══ Records for this task

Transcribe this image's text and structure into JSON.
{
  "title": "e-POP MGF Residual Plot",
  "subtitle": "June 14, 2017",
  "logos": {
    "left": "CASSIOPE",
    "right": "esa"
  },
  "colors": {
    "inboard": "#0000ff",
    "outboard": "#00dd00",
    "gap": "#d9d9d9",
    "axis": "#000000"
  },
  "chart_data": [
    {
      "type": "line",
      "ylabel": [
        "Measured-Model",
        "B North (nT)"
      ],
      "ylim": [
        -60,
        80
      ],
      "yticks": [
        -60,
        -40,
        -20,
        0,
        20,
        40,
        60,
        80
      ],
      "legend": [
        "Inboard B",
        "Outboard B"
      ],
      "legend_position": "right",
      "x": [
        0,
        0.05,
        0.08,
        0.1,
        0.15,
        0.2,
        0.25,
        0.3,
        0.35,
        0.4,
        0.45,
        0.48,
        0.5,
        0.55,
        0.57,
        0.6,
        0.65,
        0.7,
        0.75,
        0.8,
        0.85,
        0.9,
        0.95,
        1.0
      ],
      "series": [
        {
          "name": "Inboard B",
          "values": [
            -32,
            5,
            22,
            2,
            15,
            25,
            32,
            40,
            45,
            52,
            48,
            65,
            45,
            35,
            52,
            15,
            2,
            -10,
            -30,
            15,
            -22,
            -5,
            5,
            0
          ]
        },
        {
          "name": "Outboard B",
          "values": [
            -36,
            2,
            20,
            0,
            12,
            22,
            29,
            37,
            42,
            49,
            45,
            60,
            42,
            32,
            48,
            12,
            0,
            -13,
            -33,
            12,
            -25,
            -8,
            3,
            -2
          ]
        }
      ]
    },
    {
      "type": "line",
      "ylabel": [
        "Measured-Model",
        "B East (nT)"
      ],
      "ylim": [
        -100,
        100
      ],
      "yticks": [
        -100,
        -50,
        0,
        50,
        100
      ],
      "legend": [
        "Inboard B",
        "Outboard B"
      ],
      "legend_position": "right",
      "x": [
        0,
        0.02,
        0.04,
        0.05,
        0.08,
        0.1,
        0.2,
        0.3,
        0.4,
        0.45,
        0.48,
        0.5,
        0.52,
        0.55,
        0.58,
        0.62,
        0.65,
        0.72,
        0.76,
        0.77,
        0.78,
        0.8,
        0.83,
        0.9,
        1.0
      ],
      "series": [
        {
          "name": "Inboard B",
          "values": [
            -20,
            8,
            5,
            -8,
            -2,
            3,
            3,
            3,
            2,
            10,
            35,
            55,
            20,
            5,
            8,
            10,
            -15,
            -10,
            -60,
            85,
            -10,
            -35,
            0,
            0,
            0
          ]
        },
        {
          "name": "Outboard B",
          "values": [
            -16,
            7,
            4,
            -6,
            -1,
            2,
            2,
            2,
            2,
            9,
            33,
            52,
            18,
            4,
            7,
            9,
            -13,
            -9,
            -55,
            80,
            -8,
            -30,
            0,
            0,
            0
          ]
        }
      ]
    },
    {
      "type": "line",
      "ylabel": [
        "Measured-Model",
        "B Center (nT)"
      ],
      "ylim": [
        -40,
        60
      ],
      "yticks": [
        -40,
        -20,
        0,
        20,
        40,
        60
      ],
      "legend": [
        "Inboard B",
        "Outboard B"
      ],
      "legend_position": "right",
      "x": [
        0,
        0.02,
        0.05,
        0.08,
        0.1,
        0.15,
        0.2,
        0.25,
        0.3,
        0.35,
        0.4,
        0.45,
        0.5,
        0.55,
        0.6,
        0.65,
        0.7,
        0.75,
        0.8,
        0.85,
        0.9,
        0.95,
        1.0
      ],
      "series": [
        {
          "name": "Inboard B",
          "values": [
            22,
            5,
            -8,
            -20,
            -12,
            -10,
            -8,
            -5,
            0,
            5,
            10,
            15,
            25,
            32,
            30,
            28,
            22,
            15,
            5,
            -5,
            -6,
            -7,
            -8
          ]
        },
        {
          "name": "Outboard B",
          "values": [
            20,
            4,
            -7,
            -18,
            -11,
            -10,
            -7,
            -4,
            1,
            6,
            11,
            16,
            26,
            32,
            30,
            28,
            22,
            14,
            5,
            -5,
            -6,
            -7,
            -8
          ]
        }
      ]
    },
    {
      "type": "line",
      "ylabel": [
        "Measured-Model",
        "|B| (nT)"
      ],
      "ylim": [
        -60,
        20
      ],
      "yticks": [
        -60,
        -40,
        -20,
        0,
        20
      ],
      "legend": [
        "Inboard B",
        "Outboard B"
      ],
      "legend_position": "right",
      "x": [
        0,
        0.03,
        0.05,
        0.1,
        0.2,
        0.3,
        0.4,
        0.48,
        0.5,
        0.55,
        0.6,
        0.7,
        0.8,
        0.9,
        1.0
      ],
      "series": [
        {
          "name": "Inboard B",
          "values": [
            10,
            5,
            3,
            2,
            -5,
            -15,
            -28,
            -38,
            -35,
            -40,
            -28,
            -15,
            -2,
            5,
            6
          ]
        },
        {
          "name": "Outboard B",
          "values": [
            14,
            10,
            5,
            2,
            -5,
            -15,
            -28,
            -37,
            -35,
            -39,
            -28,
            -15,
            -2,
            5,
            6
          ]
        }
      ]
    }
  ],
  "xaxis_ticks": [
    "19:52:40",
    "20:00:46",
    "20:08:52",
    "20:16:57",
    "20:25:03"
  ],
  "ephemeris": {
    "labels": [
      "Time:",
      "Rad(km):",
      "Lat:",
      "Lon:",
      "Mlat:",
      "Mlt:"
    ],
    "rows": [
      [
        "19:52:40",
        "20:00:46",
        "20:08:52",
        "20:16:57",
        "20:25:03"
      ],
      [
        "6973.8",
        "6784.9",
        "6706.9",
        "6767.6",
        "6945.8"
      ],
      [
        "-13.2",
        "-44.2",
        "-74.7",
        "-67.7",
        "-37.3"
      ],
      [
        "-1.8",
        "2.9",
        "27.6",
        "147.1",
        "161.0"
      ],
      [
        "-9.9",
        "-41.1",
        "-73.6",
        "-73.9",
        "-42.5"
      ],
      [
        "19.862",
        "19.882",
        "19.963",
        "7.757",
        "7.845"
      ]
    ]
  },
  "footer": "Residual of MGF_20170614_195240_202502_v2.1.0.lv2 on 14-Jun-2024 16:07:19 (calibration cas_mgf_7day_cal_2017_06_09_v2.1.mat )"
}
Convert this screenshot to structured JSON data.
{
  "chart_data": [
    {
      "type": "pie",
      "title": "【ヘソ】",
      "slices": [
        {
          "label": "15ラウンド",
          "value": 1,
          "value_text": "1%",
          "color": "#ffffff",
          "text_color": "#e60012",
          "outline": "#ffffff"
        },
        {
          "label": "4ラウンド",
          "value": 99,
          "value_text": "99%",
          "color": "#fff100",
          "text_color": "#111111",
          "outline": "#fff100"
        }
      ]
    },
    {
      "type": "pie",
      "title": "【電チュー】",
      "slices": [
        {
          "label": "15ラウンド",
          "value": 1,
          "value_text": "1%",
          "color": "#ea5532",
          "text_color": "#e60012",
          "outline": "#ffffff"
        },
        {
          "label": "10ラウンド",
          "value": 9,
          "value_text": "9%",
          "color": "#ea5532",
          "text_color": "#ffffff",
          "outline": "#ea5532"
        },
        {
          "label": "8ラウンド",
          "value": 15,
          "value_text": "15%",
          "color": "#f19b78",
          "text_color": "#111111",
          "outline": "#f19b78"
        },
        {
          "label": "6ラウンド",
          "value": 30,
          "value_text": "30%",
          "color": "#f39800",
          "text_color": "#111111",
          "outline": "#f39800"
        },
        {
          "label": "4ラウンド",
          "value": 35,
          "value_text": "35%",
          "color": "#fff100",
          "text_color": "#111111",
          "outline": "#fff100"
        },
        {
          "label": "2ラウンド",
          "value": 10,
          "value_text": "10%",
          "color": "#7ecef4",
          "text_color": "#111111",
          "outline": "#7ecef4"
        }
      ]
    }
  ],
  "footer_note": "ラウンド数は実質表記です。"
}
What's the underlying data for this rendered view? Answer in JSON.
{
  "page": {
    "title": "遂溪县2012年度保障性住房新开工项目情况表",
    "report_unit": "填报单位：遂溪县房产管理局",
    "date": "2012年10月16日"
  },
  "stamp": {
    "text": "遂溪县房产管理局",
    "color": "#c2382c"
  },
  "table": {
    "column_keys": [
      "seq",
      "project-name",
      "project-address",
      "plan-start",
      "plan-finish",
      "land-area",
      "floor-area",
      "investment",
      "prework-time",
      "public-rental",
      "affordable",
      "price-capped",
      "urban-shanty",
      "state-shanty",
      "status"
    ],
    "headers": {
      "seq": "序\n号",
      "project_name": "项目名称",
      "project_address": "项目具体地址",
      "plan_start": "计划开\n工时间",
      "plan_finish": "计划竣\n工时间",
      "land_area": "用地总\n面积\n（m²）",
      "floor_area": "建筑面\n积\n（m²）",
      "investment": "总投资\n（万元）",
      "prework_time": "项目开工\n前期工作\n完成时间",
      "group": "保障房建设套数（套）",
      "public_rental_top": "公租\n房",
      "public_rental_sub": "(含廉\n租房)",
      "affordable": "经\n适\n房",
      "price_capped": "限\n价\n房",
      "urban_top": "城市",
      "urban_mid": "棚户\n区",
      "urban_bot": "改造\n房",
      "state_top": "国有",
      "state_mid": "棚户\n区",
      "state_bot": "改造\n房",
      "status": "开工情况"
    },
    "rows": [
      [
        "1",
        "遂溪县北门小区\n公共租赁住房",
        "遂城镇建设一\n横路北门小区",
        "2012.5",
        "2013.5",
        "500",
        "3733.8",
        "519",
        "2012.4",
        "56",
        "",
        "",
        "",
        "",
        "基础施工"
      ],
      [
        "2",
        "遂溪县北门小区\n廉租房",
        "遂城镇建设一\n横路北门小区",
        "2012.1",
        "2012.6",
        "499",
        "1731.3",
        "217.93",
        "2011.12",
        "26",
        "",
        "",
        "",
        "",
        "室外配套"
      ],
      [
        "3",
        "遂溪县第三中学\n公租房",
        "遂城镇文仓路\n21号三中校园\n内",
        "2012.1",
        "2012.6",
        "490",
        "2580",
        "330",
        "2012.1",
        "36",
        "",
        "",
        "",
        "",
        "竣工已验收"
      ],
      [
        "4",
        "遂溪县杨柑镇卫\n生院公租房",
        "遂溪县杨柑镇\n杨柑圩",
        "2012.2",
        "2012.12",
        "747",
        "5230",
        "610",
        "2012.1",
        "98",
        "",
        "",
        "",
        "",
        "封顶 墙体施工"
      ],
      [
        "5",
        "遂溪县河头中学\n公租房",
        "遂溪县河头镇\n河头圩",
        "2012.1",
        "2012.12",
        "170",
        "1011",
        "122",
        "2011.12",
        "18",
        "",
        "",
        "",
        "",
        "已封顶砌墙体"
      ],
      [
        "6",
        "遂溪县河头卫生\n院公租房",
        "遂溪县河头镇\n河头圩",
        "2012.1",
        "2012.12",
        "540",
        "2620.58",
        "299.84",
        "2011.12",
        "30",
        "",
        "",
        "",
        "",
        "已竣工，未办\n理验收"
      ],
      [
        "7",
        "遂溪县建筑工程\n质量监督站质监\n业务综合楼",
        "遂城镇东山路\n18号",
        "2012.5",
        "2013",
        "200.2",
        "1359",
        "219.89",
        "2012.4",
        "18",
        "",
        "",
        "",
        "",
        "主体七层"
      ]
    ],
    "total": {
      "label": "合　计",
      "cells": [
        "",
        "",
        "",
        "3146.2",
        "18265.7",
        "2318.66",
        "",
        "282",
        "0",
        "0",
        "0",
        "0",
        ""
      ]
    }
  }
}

════

[To do]
Select every line in the records above that contains the word "outline".

[Output]
          "outline": "#ffffff"
          "outline": "#fff100"
          "outline": "#ffffff"
          "outline": "#ea5532"
          "outline": "#f19b78"
          "outline": "#f39800"
          "outline": "#fff100"
          "outline": "#7ecef4"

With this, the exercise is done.